#### [Given instruction]
Pull out every line below that contains the word "color".

#### [Data for processing]
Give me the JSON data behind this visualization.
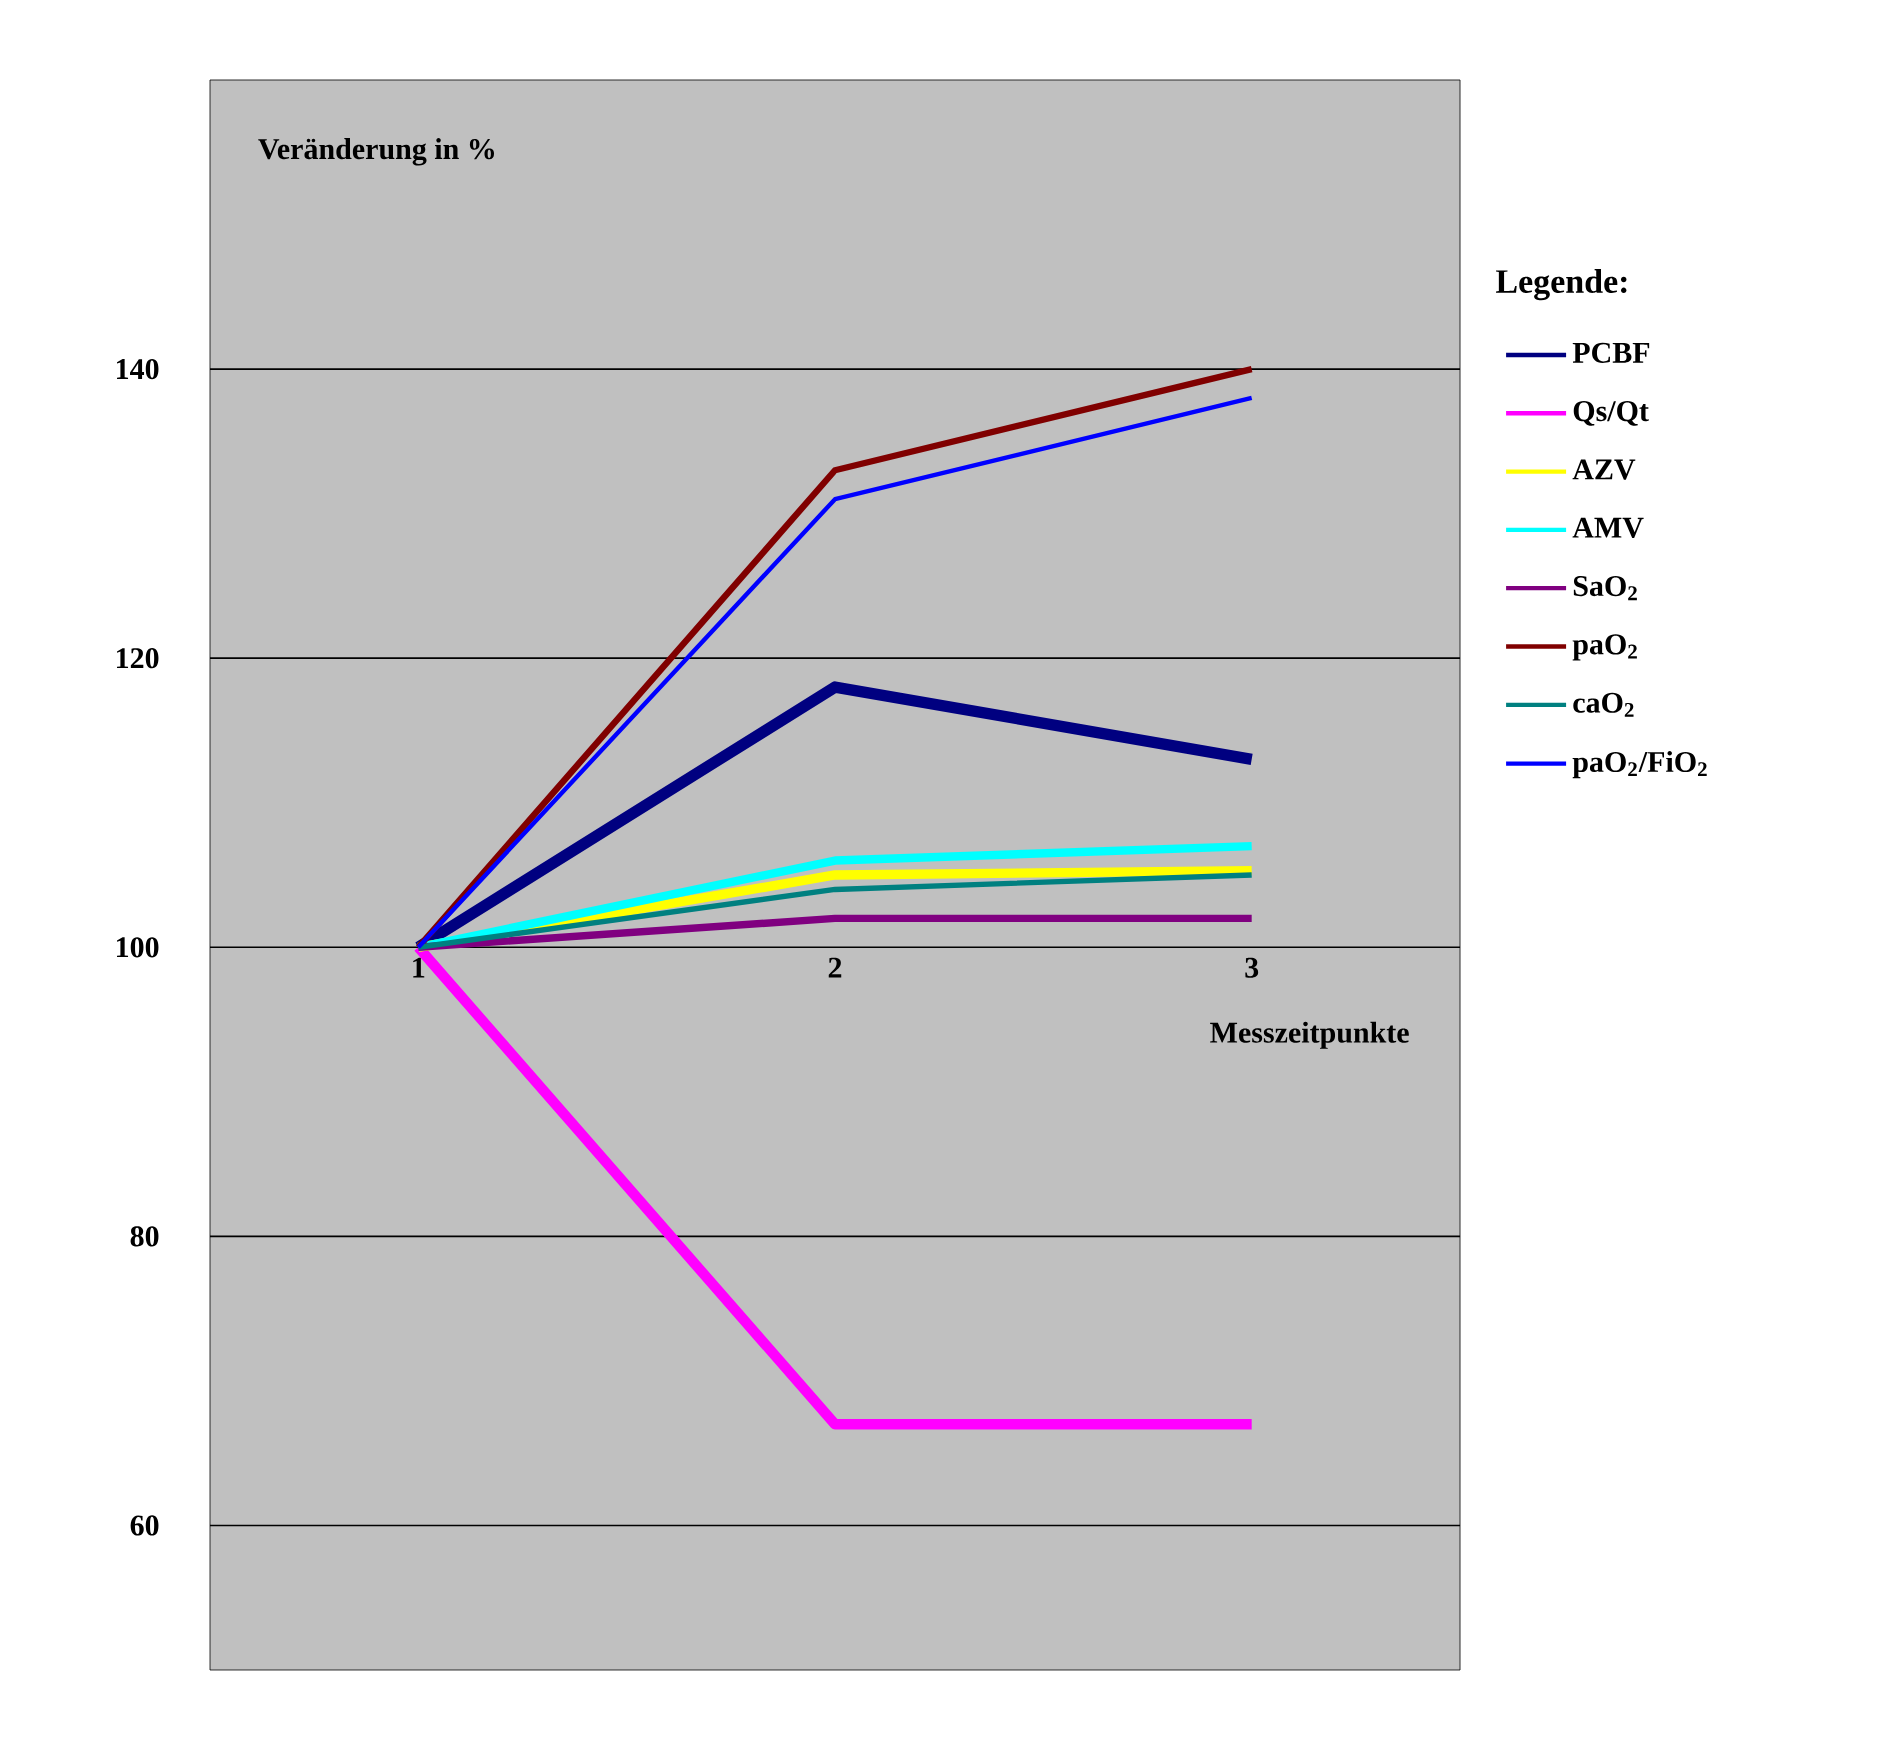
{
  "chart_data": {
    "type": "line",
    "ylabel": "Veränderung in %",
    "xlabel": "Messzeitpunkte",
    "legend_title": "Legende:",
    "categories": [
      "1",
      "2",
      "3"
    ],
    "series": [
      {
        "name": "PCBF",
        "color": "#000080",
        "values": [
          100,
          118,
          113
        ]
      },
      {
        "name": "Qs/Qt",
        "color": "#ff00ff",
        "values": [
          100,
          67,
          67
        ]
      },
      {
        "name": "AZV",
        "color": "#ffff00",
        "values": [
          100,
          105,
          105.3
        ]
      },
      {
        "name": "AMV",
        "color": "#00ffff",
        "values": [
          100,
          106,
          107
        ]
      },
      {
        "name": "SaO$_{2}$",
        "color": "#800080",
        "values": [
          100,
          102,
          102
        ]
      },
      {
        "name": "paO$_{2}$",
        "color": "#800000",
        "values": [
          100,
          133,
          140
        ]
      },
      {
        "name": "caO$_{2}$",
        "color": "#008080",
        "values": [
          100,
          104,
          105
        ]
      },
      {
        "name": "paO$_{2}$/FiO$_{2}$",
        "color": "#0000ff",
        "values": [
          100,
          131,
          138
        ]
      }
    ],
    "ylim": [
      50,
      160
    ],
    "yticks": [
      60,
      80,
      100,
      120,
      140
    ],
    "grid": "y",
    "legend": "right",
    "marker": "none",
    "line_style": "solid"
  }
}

#### [Solution]
        "color": "#000080",
        "color": "#ff00ff",
        "color": "#ffff00",
        "color": "#00ffff",
        "color": "#800080",
        "color": "#800000",
        "color": "#008080",
        "color": "#0000ff",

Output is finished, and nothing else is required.